» **Short exercise**: Look through the records that follow. Copy every line containing the word "name".

* BEGIN *

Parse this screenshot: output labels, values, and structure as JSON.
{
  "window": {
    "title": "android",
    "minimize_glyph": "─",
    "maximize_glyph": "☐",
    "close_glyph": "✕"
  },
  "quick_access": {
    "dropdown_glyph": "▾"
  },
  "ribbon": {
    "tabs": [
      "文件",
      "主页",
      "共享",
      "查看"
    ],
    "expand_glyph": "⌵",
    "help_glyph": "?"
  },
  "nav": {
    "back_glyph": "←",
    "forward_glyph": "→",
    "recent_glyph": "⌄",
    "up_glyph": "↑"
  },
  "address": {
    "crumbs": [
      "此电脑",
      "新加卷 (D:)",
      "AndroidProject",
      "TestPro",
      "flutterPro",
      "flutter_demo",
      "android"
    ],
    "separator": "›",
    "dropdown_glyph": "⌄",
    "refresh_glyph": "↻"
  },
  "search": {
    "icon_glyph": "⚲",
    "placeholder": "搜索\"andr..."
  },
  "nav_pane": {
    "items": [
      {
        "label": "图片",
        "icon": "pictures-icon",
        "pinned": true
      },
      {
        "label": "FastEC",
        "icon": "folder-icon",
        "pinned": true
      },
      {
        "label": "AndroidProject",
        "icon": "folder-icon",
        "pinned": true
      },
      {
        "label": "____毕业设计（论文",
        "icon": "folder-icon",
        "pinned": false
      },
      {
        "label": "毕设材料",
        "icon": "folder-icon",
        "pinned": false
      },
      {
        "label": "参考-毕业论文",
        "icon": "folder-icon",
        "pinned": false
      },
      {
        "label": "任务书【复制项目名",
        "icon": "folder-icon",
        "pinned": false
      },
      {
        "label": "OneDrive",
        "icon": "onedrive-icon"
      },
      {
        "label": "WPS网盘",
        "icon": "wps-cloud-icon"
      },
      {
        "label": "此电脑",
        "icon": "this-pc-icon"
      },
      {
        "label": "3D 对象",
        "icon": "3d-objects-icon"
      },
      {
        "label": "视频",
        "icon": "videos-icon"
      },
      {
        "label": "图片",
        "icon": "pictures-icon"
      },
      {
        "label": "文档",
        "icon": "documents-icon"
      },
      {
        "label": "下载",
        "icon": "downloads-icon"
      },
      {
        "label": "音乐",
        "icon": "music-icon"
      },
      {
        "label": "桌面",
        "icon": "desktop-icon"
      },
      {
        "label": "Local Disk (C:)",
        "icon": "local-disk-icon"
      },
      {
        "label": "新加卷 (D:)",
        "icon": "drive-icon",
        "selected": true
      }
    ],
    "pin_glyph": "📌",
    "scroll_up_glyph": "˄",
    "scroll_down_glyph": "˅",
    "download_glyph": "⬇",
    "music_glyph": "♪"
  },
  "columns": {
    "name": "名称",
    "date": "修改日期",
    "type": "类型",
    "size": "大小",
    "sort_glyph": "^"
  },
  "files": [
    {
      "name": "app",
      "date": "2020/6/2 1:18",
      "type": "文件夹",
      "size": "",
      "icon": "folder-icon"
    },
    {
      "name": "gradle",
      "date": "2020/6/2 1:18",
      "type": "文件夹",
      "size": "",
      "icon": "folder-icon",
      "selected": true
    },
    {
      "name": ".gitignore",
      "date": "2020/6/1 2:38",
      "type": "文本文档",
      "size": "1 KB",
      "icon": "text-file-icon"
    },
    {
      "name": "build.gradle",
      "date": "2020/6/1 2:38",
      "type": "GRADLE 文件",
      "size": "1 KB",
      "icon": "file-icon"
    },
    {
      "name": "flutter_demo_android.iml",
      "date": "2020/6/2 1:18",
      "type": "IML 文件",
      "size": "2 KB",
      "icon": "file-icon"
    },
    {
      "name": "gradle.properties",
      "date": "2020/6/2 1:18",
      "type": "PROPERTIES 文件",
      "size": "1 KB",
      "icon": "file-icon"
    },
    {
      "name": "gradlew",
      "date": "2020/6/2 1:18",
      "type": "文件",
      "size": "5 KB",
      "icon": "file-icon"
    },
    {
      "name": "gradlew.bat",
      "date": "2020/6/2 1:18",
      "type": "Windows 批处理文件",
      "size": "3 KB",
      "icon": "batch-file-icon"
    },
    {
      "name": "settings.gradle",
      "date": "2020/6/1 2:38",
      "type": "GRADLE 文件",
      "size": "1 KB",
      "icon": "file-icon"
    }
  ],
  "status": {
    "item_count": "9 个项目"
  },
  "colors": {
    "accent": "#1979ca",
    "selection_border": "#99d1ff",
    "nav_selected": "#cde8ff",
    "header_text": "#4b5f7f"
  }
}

* END *

» **Output for this exercise**:
    "name": "名称",
      "name": "app",
      "name": "gradle",
      "name": ".gitignore",
      "name": "build.gradle",
      "name": "flutter_demo_android.iml",
      "name": "gradle.properties",
      "name": "gradlew",
      "name": "gradlew.bat",
      "name": "settings.gradle",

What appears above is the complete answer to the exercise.